--- Begin Supplied information ---

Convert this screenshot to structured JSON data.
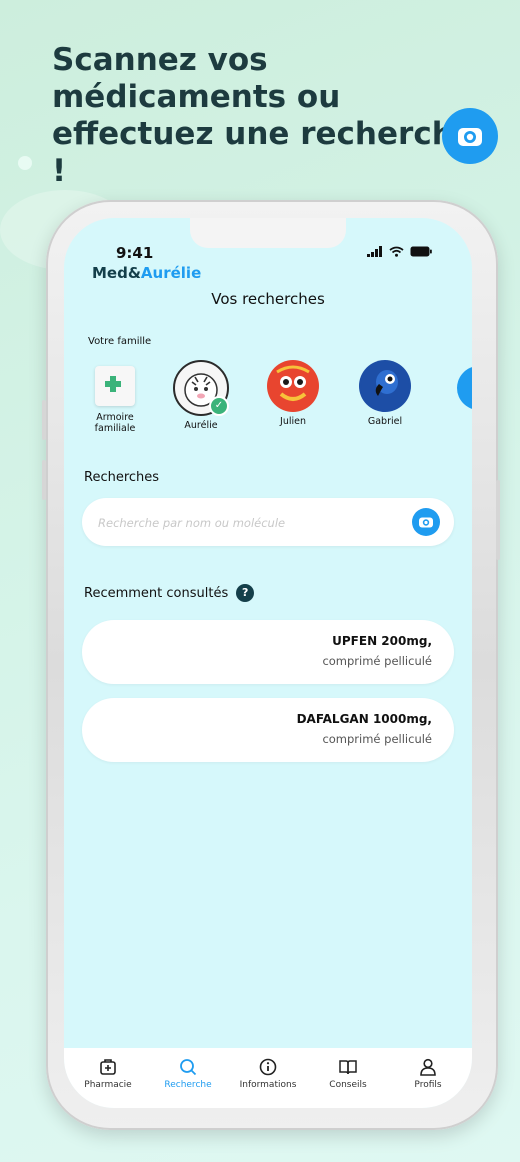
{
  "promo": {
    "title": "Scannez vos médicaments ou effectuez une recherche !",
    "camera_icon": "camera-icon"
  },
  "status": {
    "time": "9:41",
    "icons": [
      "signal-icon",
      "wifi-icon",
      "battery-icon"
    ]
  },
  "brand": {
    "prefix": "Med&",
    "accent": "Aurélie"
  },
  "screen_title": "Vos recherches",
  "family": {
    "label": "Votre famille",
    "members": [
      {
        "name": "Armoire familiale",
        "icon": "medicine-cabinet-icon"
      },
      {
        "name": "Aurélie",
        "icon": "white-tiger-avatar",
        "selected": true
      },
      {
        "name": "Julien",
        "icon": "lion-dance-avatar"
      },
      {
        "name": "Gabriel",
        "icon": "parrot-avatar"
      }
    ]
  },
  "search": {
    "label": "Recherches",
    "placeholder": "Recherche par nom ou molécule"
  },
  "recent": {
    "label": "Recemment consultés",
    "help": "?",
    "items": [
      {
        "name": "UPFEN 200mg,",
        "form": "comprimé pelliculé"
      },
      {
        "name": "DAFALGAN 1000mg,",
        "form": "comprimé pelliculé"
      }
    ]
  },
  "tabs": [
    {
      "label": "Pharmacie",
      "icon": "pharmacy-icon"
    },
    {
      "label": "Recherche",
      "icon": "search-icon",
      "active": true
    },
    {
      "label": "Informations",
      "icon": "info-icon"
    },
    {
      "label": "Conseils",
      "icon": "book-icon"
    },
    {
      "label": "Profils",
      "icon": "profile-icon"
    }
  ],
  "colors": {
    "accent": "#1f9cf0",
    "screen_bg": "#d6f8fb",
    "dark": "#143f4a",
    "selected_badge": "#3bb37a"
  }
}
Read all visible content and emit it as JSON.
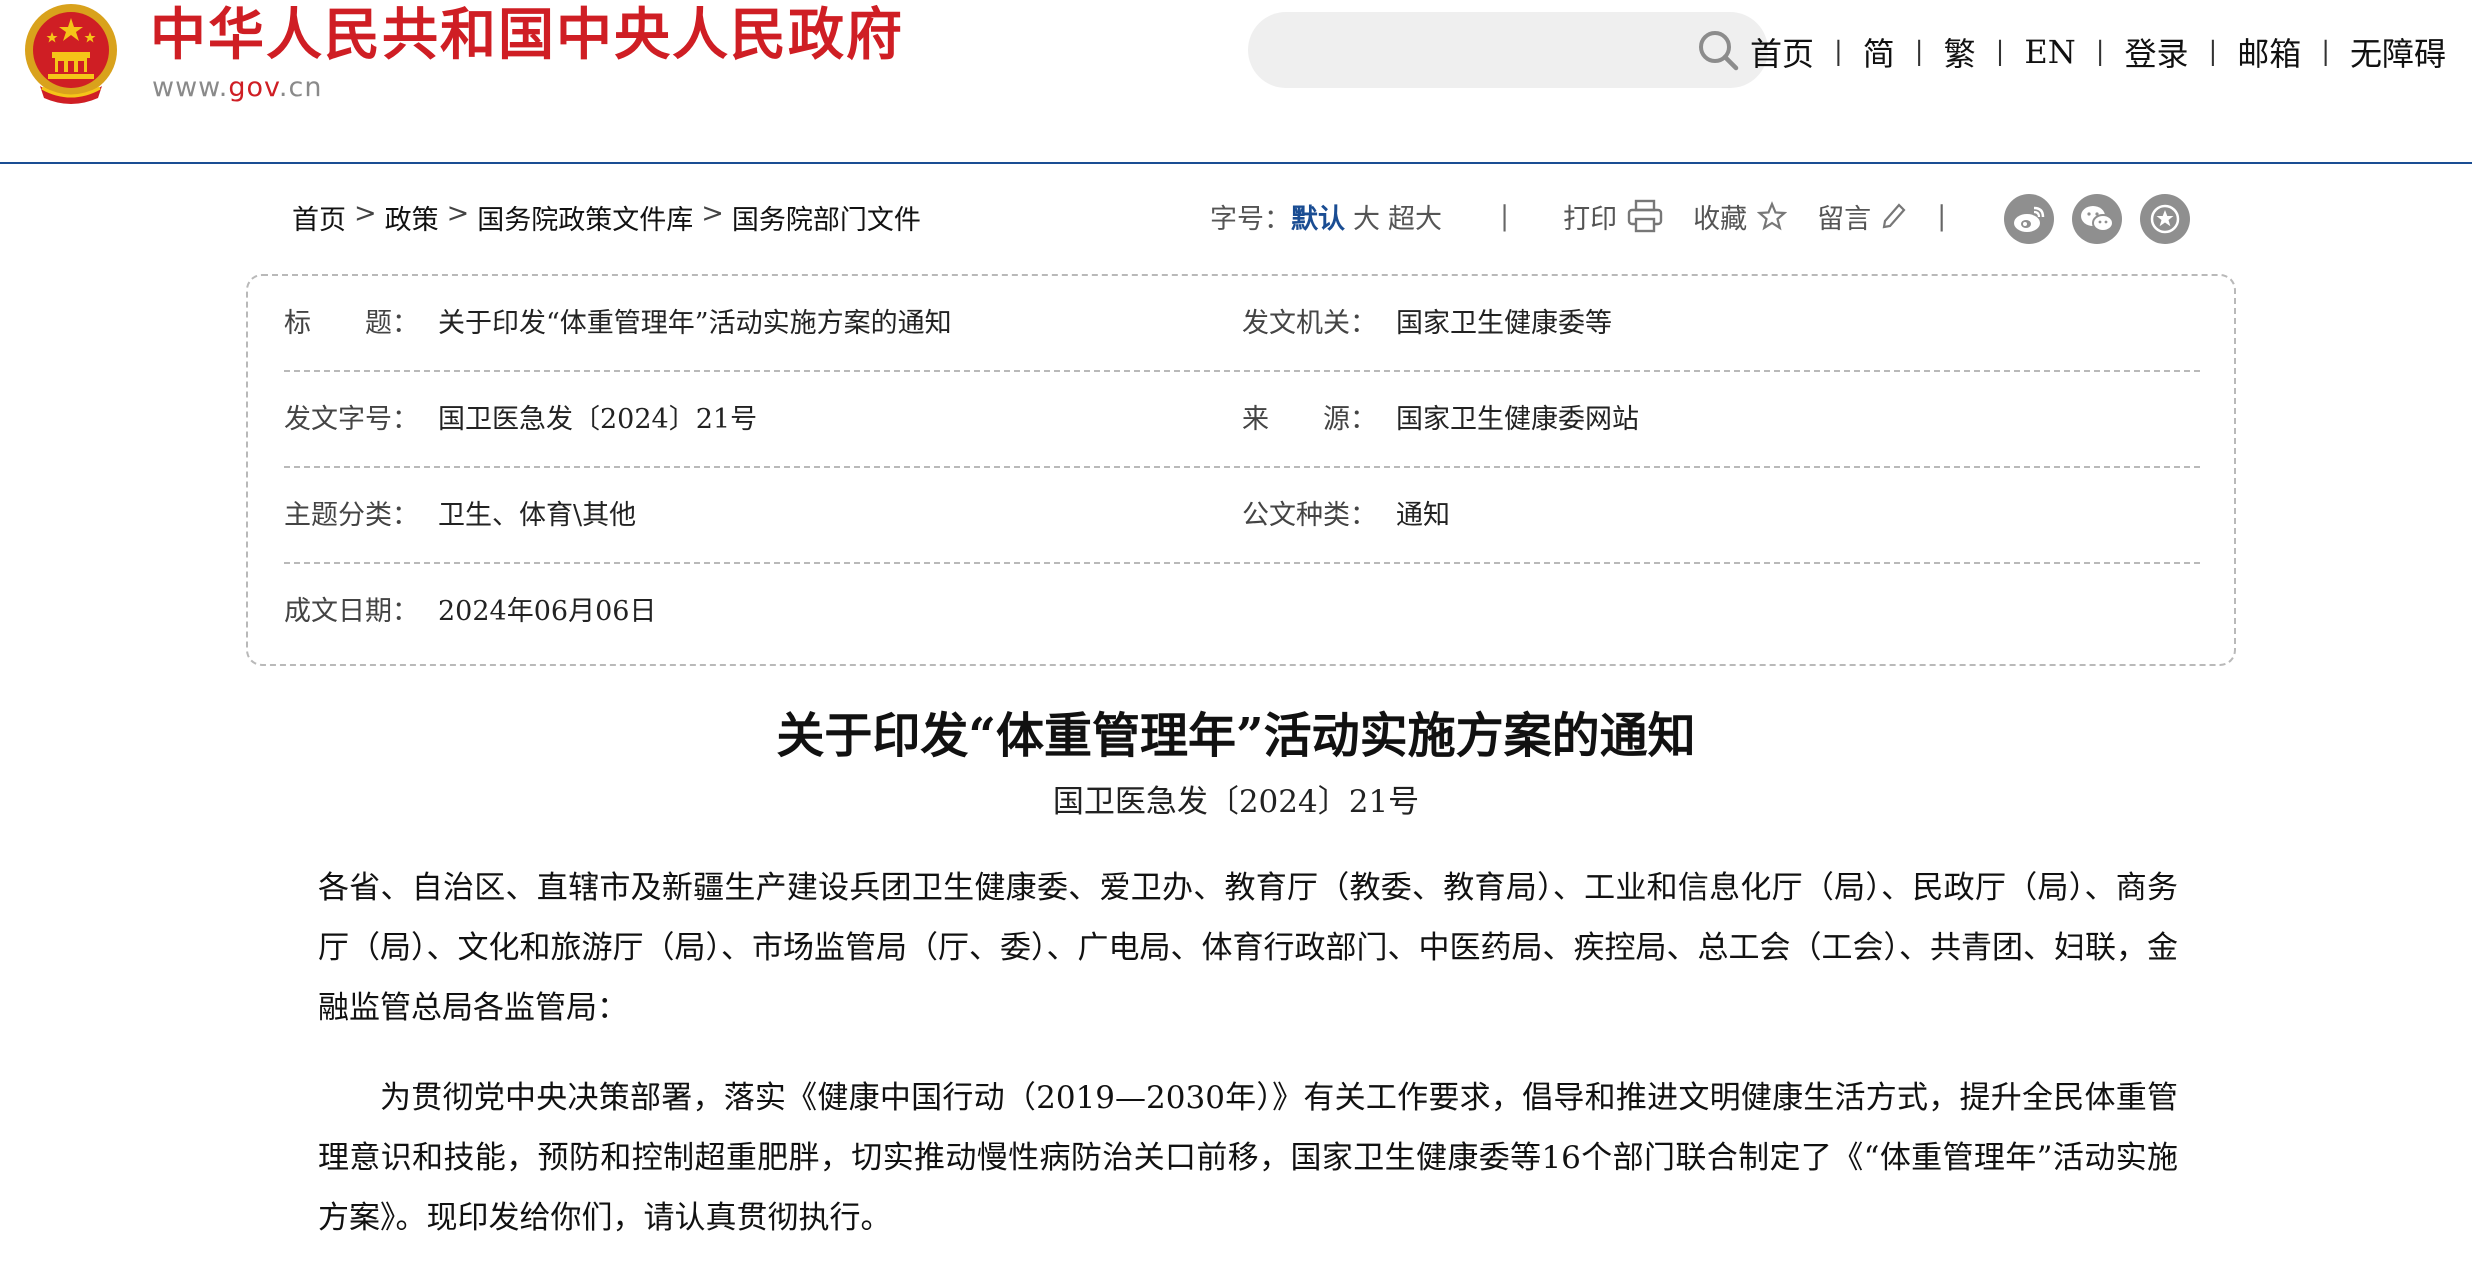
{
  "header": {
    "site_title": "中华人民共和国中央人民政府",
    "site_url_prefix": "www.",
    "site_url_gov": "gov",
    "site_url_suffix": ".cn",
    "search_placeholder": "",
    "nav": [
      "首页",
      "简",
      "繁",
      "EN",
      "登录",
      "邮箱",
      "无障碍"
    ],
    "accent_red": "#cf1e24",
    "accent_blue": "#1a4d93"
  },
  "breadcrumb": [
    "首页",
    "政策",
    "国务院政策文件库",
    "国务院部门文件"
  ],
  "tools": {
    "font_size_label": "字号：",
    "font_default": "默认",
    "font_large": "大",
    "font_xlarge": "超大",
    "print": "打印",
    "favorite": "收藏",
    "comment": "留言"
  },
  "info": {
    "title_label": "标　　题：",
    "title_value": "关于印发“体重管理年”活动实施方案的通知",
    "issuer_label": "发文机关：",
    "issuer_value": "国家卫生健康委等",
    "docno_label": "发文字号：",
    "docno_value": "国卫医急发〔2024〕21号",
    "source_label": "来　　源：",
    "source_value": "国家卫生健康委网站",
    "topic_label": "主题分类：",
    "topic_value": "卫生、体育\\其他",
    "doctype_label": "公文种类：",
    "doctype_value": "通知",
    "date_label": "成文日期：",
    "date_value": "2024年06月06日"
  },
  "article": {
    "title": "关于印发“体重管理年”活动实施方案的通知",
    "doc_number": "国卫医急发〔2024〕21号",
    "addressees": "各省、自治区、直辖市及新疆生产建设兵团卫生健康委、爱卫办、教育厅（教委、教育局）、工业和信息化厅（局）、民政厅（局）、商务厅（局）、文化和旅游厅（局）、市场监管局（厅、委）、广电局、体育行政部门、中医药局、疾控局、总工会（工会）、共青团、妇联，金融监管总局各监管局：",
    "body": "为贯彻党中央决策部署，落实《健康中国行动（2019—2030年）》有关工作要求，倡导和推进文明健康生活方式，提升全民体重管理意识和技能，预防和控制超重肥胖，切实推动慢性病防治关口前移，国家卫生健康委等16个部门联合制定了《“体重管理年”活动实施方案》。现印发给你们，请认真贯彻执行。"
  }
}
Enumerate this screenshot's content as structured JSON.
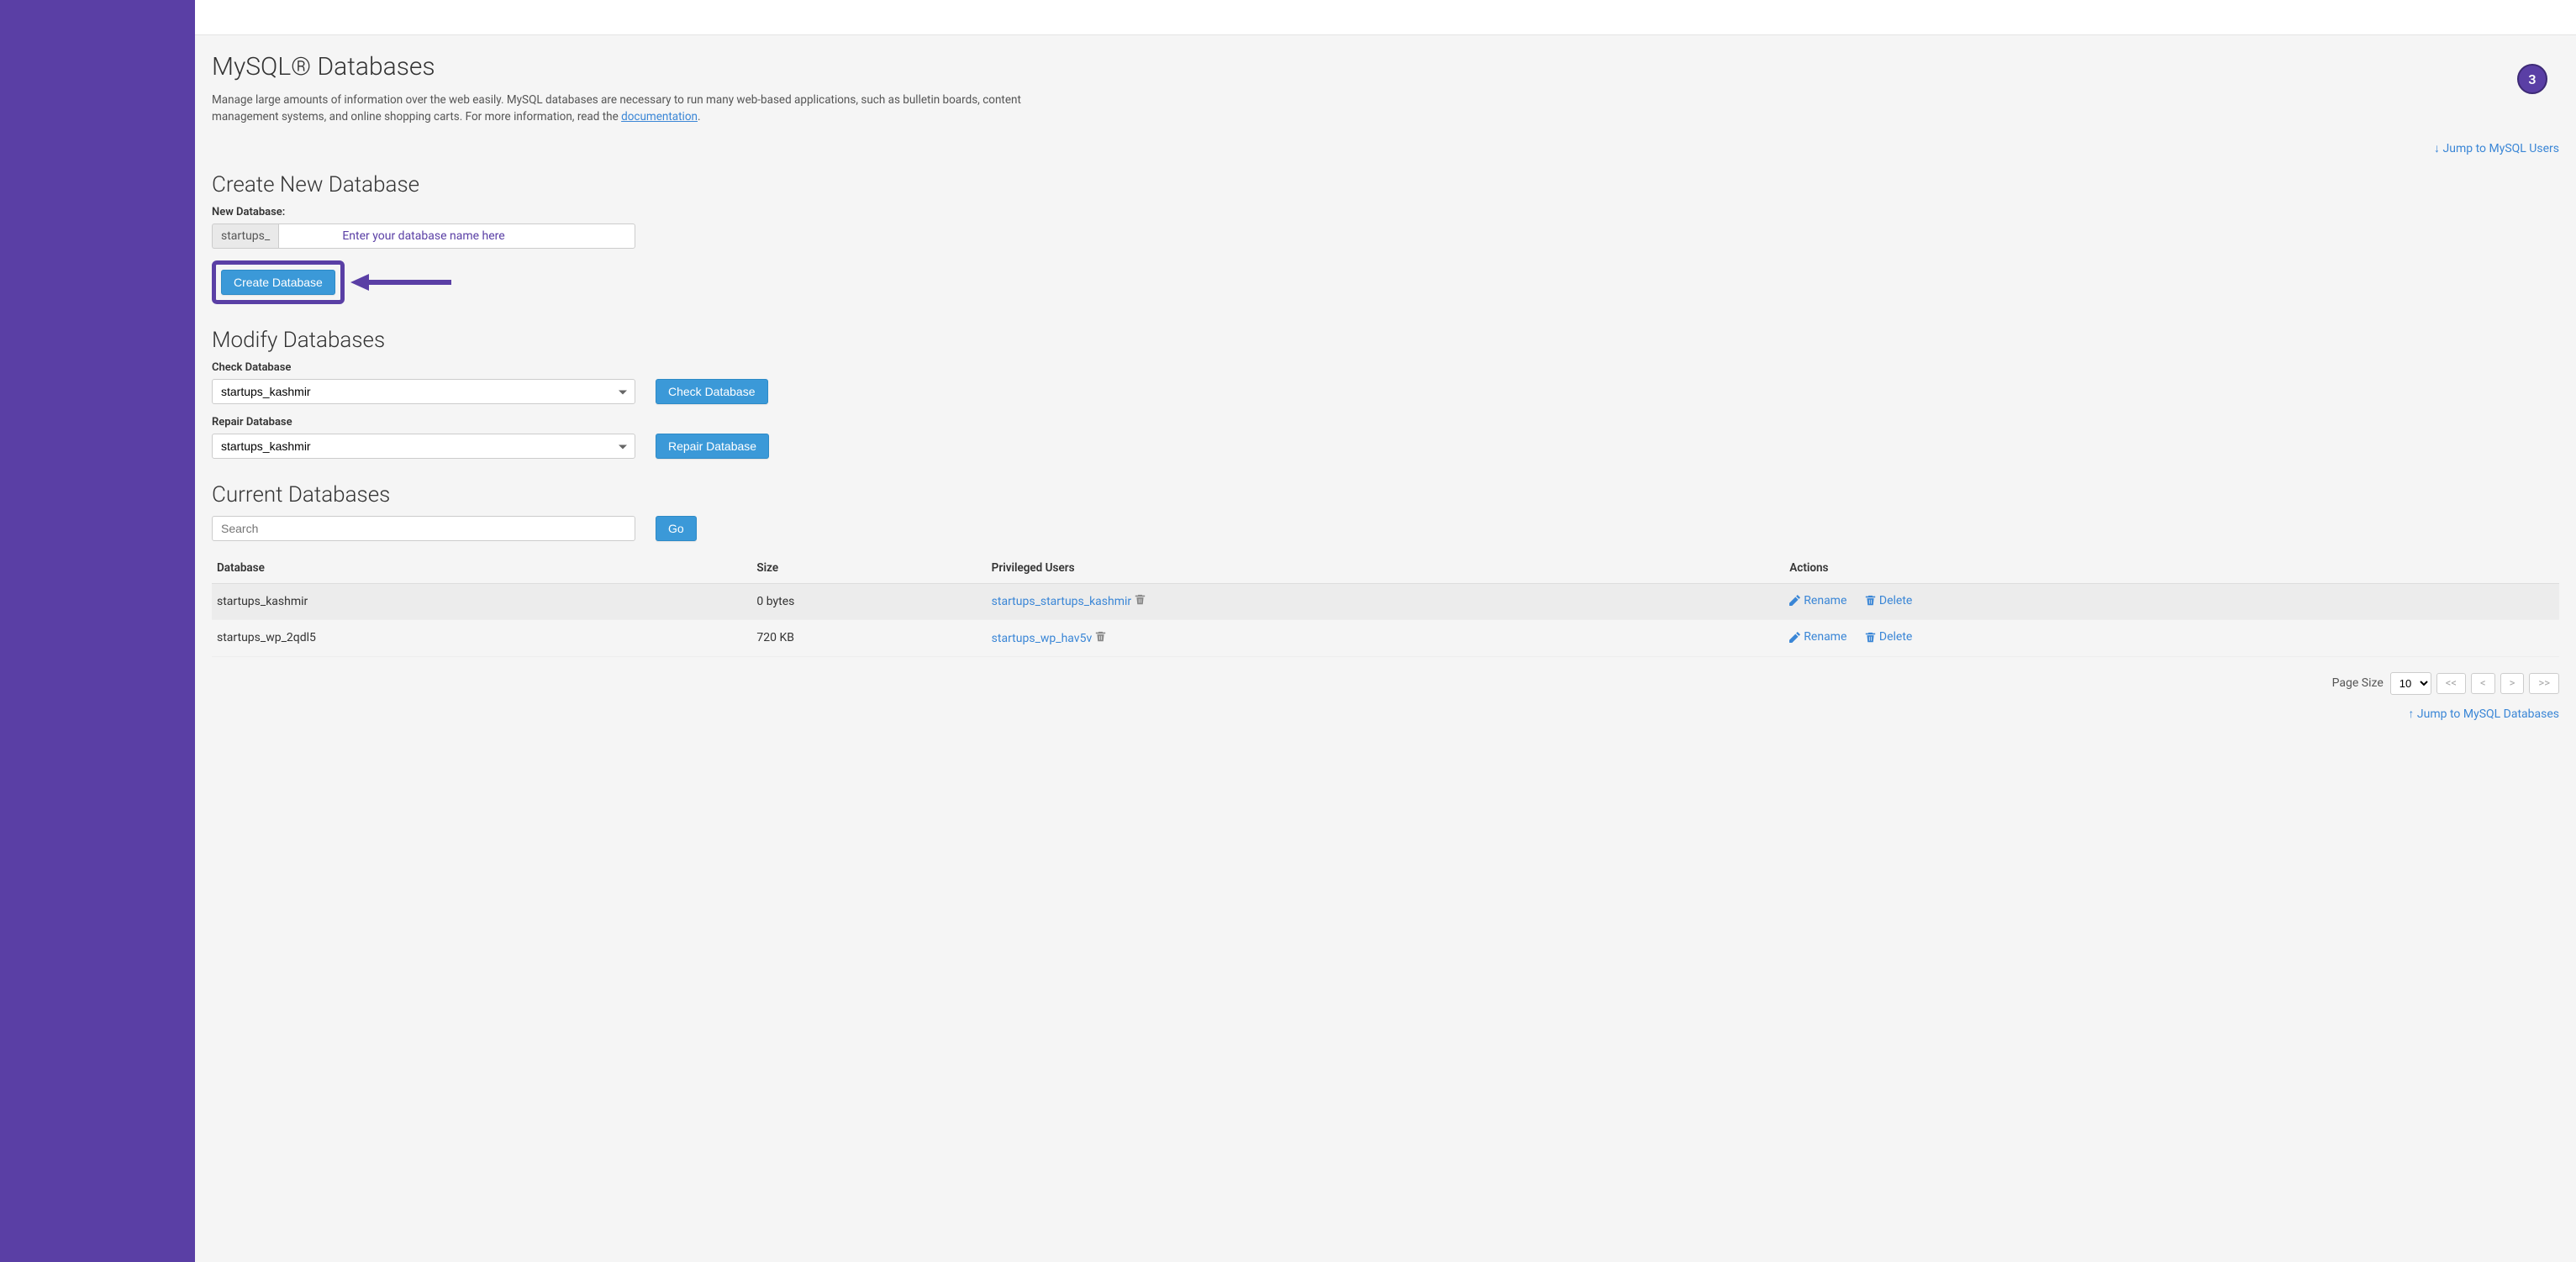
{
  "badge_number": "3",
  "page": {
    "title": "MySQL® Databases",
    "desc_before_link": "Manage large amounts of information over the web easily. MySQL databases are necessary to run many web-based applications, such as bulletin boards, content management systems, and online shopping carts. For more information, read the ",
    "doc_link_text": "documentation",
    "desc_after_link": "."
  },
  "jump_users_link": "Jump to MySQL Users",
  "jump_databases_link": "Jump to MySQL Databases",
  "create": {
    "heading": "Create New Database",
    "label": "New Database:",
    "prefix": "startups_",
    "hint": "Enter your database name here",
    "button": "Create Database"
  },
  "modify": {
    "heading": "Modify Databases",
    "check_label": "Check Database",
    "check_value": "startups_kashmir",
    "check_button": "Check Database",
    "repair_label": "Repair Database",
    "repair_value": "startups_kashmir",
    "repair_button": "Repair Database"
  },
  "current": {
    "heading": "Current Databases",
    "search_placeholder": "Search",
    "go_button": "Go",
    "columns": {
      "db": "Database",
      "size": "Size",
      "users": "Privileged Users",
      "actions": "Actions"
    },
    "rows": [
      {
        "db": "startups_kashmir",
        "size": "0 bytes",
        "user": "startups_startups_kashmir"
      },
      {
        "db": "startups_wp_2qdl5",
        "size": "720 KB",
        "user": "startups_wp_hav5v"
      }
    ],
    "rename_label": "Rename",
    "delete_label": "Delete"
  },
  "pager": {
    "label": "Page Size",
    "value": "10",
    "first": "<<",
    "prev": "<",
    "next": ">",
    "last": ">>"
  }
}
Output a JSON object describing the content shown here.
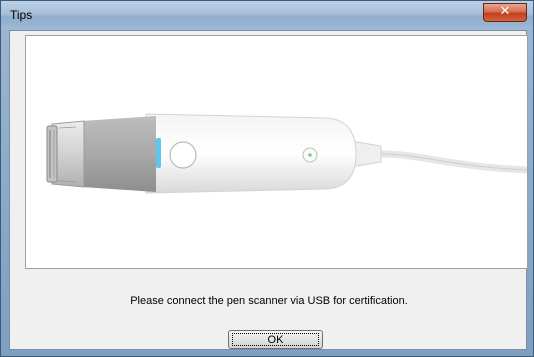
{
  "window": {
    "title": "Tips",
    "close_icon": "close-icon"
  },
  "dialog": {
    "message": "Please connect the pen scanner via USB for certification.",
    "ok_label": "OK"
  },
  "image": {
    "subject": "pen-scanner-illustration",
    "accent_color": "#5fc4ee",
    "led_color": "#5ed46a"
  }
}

--- End Supplied information ---

**Work instructions**
Leave out all pictures and extract exactly the lines from the line with "Output a JSON" through the end of the material.

**Written reply**
Output a JSON object describing the content shown here.
{
  "window": {
    "title": "Tips",
    "close_icon": "close-icon"
  },
  "dialog": {
    "message": "Please connect the pen scanner via USB for certification.",
    "ok_label": "OK"
  },
  "image": {
    "subject": "pen-scanner-illustration",
    "accent_color": "#5fc4ee",
    "led_color": "#5ed46a"
  }
}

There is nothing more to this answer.